◆ Goal ◆
Scan the records below. List lines holding "semua".

-- START Supplied data --

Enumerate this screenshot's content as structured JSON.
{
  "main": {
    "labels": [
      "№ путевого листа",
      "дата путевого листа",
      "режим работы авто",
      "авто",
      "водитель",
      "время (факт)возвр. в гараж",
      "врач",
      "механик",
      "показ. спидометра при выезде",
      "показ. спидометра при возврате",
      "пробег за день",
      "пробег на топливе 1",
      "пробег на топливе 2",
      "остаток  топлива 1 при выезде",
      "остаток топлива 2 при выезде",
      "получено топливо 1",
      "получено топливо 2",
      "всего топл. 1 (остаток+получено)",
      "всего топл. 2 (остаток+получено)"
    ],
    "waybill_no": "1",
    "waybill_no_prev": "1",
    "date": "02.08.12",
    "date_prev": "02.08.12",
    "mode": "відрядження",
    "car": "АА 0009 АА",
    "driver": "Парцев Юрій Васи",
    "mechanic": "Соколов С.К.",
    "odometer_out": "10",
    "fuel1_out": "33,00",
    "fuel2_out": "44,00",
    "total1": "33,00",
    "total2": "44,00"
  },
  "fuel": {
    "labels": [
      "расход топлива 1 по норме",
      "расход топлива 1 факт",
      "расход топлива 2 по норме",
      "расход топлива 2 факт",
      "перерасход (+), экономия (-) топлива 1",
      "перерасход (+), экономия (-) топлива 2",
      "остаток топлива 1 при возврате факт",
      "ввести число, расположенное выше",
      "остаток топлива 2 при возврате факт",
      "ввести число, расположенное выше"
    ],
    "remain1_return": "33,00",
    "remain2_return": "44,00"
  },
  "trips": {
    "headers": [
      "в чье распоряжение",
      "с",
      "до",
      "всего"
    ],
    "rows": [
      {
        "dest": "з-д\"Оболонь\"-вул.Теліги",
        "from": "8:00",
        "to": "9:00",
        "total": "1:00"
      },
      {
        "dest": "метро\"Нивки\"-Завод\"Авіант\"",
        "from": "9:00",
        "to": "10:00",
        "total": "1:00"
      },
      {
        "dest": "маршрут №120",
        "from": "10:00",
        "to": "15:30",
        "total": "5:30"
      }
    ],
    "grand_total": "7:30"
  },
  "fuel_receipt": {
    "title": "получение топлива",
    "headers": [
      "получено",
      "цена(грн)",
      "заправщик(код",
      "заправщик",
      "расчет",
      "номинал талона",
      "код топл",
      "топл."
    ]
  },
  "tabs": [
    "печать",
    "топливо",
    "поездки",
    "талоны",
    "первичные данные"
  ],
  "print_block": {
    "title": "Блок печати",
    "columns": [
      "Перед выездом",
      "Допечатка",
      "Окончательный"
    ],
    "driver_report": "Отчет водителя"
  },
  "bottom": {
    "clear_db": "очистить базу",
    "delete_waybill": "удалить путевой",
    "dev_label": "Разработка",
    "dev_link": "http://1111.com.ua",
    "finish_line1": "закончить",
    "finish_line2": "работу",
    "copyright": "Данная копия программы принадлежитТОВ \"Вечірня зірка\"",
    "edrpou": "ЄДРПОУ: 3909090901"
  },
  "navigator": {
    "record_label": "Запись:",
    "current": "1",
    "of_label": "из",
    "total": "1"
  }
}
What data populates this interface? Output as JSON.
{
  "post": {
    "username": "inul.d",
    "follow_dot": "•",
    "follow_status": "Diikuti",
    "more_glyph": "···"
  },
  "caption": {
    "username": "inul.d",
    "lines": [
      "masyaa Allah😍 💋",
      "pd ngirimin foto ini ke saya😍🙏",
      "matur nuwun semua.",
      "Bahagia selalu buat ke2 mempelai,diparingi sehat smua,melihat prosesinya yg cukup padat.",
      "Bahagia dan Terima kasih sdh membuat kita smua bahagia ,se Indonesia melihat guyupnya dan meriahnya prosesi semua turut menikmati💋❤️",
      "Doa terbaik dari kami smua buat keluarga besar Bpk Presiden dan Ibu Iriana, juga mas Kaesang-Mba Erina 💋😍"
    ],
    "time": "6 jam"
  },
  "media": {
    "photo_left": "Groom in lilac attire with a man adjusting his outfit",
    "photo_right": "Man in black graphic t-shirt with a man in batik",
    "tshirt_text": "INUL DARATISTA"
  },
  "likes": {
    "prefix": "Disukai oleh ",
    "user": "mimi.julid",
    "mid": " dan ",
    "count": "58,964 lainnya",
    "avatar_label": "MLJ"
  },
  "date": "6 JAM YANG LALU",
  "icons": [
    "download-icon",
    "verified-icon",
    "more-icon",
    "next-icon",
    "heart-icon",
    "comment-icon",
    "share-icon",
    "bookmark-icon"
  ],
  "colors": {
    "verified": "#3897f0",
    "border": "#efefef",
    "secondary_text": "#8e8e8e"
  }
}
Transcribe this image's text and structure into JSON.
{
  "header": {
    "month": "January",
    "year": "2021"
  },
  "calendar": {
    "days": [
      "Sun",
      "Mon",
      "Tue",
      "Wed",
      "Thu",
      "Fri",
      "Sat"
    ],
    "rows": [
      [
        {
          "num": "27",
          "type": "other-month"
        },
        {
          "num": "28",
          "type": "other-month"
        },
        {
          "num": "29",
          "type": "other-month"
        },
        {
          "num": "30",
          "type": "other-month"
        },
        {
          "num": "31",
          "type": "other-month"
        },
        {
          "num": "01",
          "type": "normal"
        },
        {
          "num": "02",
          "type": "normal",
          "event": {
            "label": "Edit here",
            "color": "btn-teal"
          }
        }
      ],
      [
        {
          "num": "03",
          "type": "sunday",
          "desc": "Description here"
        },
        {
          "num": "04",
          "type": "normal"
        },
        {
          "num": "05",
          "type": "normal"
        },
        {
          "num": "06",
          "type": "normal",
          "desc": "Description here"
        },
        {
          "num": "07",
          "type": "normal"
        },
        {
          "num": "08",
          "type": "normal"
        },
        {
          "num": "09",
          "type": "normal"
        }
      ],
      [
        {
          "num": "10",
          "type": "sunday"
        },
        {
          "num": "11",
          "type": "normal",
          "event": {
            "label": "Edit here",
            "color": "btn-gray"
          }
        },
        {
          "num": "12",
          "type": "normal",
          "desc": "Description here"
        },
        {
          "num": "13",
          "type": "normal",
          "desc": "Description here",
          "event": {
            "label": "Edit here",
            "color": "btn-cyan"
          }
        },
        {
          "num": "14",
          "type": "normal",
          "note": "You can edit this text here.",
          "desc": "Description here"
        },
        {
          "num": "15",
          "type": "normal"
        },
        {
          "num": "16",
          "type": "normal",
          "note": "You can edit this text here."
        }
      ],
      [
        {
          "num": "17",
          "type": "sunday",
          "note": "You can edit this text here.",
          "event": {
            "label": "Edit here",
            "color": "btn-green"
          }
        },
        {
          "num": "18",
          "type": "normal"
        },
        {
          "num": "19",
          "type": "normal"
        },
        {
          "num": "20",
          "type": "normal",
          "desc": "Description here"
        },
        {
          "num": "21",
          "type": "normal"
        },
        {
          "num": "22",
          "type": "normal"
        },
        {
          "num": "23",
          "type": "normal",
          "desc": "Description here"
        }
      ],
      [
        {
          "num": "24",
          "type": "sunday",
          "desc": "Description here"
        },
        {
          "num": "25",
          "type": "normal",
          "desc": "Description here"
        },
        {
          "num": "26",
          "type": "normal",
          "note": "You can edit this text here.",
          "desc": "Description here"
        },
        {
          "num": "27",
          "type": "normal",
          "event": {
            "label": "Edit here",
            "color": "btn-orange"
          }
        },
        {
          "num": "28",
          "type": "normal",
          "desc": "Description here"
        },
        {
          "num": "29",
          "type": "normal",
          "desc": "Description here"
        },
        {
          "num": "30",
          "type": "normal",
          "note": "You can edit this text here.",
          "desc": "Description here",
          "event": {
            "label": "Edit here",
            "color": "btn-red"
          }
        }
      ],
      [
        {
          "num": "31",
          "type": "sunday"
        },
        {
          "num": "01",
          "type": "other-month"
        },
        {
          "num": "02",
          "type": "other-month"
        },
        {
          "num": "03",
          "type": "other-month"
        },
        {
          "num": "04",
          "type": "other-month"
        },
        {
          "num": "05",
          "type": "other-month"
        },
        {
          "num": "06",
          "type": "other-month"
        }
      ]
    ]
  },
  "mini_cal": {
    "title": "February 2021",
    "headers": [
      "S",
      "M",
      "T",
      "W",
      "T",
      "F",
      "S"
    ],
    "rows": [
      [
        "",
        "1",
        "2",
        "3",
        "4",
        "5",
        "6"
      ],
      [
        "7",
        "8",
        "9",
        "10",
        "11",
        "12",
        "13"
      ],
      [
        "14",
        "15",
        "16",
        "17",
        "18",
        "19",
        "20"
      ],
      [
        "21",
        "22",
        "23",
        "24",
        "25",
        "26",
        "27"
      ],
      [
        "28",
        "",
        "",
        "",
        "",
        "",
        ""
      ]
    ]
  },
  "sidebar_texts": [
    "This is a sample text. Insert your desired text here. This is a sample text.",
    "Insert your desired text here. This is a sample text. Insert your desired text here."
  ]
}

-- END Supplied data --

◆ Written solution ◆
      "matur nuwun semua.",
      "Bahagia dan Terima kasih sdh membuat kita smua bahagia ,se Indonesia melihat guyupnya dan meriahnya prosesi semua turut menikmati💋❤️",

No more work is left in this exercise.